▸ **Task to carry out**
Select each line where the word "نہیں" appears.

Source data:

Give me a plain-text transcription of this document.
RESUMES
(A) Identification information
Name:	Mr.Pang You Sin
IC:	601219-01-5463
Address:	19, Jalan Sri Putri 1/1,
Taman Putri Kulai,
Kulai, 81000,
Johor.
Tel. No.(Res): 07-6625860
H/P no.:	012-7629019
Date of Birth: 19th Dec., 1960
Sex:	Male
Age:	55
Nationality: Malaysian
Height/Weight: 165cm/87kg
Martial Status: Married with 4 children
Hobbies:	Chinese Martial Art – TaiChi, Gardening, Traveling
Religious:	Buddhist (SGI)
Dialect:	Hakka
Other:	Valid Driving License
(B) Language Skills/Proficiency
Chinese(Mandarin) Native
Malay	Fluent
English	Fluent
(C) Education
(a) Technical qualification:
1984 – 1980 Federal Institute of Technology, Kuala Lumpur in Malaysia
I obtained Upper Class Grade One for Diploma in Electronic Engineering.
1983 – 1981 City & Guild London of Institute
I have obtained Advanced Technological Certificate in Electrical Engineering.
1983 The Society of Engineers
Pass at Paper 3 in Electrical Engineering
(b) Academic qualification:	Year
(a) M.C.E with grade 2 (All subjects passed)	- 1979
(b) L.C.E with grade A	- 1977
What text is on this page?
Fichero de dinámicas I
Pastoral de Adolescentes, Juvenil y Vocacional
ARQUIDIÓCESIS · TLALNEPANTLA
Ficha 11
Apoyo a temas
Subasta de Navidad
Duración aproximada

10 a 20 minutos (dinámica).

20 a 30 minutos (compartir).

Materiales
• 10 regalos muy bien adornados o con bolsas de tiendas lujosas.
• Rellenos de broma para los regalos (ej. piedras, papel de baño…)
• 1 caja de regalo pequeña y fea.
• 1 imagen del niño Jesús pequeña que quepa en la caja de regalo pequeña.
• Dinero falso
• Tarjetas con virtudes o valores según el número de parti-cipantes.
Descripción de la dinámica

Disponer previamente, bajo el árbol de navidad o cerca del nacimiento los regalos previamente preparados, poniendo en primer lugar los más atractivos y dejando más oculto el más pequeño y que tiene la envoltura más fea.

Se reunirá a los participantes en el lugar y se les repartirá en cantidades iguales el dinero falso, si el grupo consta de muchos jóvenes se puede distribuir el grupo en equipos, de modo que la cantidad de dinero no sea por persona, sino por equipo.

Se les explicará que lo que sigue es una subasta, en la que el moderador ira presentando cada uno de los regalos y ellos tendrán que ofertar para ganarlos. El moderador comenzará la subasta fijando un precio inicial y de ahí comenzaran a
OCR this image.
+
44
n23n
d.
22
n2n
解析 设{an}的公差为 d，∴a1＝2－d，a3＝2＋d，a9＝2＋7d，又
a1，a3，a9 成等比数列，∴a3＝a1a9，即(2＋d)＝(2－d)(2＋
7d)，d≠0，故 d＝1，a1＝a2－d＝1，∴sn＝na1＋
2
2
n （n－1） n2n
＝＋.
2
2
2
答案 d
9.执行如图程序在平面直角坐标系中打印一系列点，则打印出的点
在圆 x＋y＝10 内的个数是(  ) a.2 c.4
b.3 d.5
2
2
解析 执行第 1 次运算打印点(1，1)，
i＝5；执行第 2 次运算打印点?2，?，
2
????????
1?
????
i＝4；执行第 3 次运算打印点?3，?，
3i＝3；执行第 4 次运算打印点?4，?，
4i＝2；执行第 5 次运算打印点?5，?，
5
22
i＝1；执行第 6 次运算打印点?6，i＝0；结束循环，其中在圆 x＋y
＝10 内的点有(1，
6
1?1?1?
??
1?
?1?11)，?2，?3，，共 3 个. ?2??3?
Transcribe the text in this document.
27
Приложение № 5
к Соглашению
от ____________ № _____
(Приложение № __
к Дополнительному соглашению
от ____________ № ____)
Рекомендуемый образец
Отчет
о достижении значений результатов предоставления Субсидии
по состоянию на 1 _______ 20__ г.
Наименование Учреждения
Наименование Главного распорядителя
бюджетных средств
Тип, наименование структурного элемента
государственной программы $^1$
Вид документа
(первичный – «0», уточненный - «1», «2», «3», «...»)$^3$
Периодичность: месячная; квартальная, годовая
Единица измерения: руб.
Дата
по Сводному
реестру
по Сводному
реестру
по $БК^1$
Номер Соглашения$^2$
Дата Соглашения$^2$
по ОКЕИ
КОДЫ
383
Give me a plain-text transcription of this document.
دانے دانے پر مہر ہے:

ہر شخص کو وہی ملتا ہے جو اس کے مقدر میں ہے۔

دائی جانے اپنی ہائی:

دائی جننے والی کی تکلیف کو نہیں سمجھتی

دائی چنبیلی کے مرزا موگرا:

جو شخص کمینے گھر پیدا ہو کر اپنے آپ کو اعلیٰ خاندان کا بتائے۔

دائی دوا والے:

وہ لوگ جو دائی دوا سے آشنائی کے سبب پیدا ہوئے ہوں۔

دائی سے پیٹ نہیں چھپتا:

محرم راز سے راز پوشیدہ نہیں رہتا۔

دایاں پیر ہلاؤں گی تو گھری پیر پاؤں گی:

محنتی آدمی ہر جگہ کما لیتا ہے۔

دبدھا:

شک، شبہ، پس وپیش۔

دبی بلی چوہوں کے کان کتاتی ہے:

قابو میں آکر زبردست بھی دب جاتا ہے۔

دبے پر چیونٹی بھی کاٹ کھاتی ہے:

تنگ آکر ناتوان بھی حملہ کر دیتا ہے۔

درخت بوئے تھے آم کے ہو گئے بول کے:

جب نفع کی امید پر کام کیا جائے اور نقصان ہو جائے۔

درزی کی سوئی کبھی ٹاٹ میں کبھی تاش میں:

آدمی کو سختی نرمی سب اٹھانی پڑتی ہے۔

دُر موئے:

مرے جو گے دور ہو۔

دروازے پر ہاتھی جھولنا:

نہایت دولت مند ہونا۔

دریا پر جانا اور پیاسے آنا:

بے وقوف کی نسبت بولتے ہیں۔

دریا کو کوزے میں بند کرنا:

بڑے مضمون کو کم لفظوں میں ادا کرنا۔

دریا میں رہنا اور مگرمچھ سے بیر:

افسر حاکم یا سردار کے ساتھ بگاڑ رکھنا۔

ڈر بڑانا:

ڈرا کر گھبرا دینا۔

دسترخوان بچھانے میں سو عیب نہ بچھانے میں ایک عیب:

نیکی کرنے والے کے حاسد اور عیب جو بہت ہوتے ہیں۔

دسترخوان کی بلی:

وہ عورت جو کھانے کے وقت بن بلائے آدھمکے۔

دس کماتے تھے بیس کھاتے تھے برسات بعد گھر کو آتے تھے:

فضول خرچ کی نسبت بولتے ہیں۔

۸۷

▸ **Final answer**
دائی جننے والی کی تکلیف کو نہیں سمجھتی
دائی سے پیٹ نہیں چھپتا:
محرم راز سے راز پوشیدہ نہیں رہتا۔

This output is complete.